• EXERCISE OBJECTIVE
Transcribe the listing exactly, leaving out every picture.
>> start RECORDS
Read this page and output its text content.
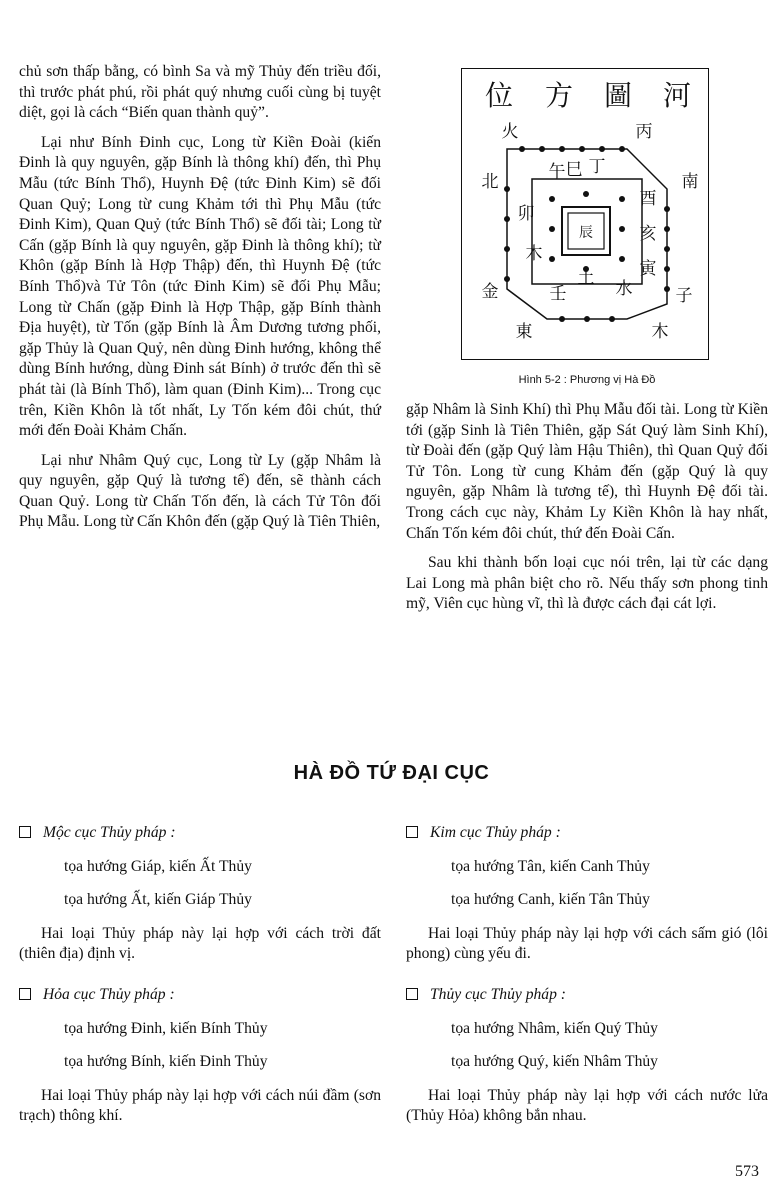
chủ sơn thấp bằng, có bình Sa và mỹ Thủy đến triều đối, thì trước phát phú, rồi phát quý nhưng cuối cùng bị tuyệt diệt, gọi là cách “Biến quan thành quỷ”.

Lại như Bính Đinh cục, Long từ Kiền Đoài (kiến Đinh là quy nguyên, gặp Bính là thông khí) đến, thì Phụ Mẫu (tức Bính Thổ), Huynh Đệ (tức Đinh Kim) sẽ đối Quan Quỷ; Long từ cung Khảm tới thì Phụ Mẫu (tức Đinh Kim), Quan Quỷ (tức Bính Thổ) sẽ đối tài; Long từ Cấn (gặp Bính là quy nguyên, gặp Đinh là thông khí); từ Khôn (gặp Bính là Hợp Thập) đến, thì Huynh Đệ (tức Bính Thổ)và Tử Tôn (tức Đinh Kim) sẽ đối Phụ Mẫu; Long từ Chấn (gặp Đinh là Hợp Thập, gặp Bính thành Địa huyệt), từ Tốn (gặp Bính là Âm Dương tương phối, gặp Thủy là Quan Quỷ, nên dùng Đinh hướng, không thể dùng Bính hướng, dùng Đinh sát Bính) ở trước đến thì sẽ phát tài (là Bính Thổ), làm quan (Đinh Kim)... Trong cục trên, Kiền Khôn là tốt nhất, Ly Tốn kém đôi chút, thứ mới đến Đoài Khảm Chấn.

Lại như Nhâm Quý cục, Long từ Ly (gặp Nhâm là quy nguyên, gặp Quý là tương tế) đến, sẽ thành cách Quan Quỷ. Long từ Chấn Tốn đến, là cách Tử Tôn đối Phụ Mẫu. Long từ Cấn Khôn đến (gặp Quý là Tiên Thiên,

位 方 圖 河
火	丙
丁
巳
北	午	南
酉
卯
亥
辰
土
水
壬
寅
木
金	子
東	木
Hình 5-2 : Phương vị Hà Đồ

gặp Nhâm là Sinh Khí) thì Phụ Mẫu đối tài. Long từ Kiền tới (gặp Sinh là Tiên Thiên, gặp Sát Quý làm Sinh Khí), từ Đoài đến (gặp Quý làm Hậu Thiên), thì Quan Quỷ đối Tử Tôn. Long từ cung Khảm đến (gặp Quý là quy nguyên, gặp Nhâm là tương tế), thì Huynh Đệ đối tài. Trong cách cục này, Khảm Ly Kiền Khôn là hay nhất, Chấn Tốn kém đôi chút, thứ đến Đoài Cấn.

Sau khi thành bốn loại cục nói trên, lại từ các dạng Lai Long mà phân biệt cho rõ. Nếu thấy sơn phong tinh mỹ, Viên cục hùng vĩ, thì là được cách đại cát lợi.

HÀ ĐỒ TỨ ĐẠI CỤC

Mộc cục Thủy pháp :

tọa hướng Giáp, kiến Ất Thủy

tọa hướng Ất, kiến Giáp Thủy

Hai loại Thủy pháp này lại hợp với cách trời đất (thiên địa) định vị.

Kim cục Thủy pháp :

tọa hướng Tân, kiến Canh Thủy

tọa hướng Canh, kiến Tân Thủy

Hai loại Thủy pháp này lại hợp với cách sấm gió (lôi phong) cùng yếu đi.

Hỏa cục Thủy pháp :

tọa hướng Đinh, kiến Bính Thủy

tọa hướng Bính, kiến Đinh Thủy

Hai loại Thủy pháp này lại hợp với cách núi đầm (sơn trạch) thông khí.

Thủy cục Thủy pháp :

tọa hướng Nhâm, kiến Quý Thủy

tọa hướng Quý, kiến Nhâm Thủy

Hai loại Thủy pháp này lại hợp với cách nước lửa (Thủy Hỏa) không bắn nhau.

573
>> end RECORDS
• TASK SOLUTION
Read this page and output its text content.
chủ sơn thấp bằng, có bình Sa và mỹ Thủy đến triều đối, thì trước phát phú, rồi phát quý nhưng cuối cùng bị tuyệt diệt, gọi là cách “Biến quan thành quỷ”.

Lại như Bính Đinh cục, Long từ Kiền Đoài (kiến Đinh là quy nguyên, gặp Bính là thông khí) đến, thì Phụ Mẫu (tức Bính Thổ), Huynh Đệ (tức Đinh Kim) sẽ đối Quan Quỷ; Long từ cung Khảm tới thì Phụ Mẫu (tức Đinh Kim), Quan Quỷ (tức Bính Thổ) sẽ đối tài; Long từ Cấn (gặp Bính là quy nguyên, gặp Đinh là thông khí); từ Khôn (gặp Bính là Hợp Thập) đến, thì Huynh Đệ (tức Bính Thổ)và Tử Tôn (tức Đinh Kim) sẽ đối Phụ Mẫu; Long từ Chấn (gặp Đinh là Hợp Thập, gặp Bính thành Địa huyệt), từ Tốn (gặp Bính là Âm Dương tương phối, gặp Thủy là Quan Quỷ, nên dùng Đinh hướng, không thể dùng Bính hướng, dùng Đinh sát Bính) ở trước đến thì sẽ phát tài (là Bính Thổ), làm quan (Đinh Kim)... Trong cục trên, Kiền Khôn là tốt nhất, Ly Tốn kém đôi chút, thứ mới đến Đoài Khảm Chấn.

Lại như Nhâm Quý cục, Long từ Ly (gặp Nhâm là quy nguyên, gặp Quý là tương tế) đến, sẽ thành cách Quan Quỷ. Long từ Chấn Tốn đến, là cách Tử Tôn đối Phụ Mẫu. Long từ Cấn Khôn đến (gặp Quý là Tiên Thiên,

位 方 圖 河
火	丙
丁
巳
北	午	南
酉
卯
亥
辰
土
水
壬
寅
木
金	子
東	木
Hình 5-2 : Phương vị Hà Đồ

gặp Nhâm là Sinh Khí) thì Phụ Mẫu đối tài. Long từ Kiền tới (gặp Sinh là Tiên Thiên, gặp Sát Quý làm Sinh Khí), từ Đoài đến (gặp Quý làm Hậu Thiên), thì Quan Quỷ đối Tử Tôn. Long từ cung Khảm đến (gặp Quý là quy nguyên, gặp Nhâm là tương tế), thì Huynh Đệ đối tài. Trong cách cục này, Khảm Ly Kiền Khôn là hay nhất, Chấn Tốn kém đôi chút, thứ đến Đoài Cấn.

Sau khi thành bốn loại cục nói trên, lại từ các dạng Lai Long mà phân biệt cho rõ. Nếu thấy sơn phong tinh mỹ, Viên cục hùng vĩ, thì là được cách đại cát lợi.

HÀ ĐỒ TỨ ĐẠI CỤC

Mộc cục Thủy pháp :

tọa hướng Giáp, kiến Ất Thủy

tọa hướng Ất, kiến Giáp Thủy

Hai loại Thủy pháp này lại hợp với cách trời đất (thiên địa) định vị.

Kim cục Thủy pháp :

tọa hướng Tân, kiến Canh Thủy

tọa hướng Canh, kiến Tân Thủy

Hai loại Thủy pháp này lại hợp với cách sấm gió (lôi phong) cùng yếu đi.

Hỏa cục Thủy pháp :

tọa hướng Đinh, kiến Bính Thủy

tọa hướng Bính, kiến Đinh Thủy

Hai loại Thủy pháp này lại hợp với cách núi đầm (sơn trạch) thông khí.

Thủy cục Thủy pháp :

tọa hướng Nhâm, kiến Quý Thủy

tọa hướng Quý, kiến Nhâm Thủy

Hai loại Thủy pháp này lại hợp với cách nước lửa (Thủy Hỏa) không bắn nhau.

573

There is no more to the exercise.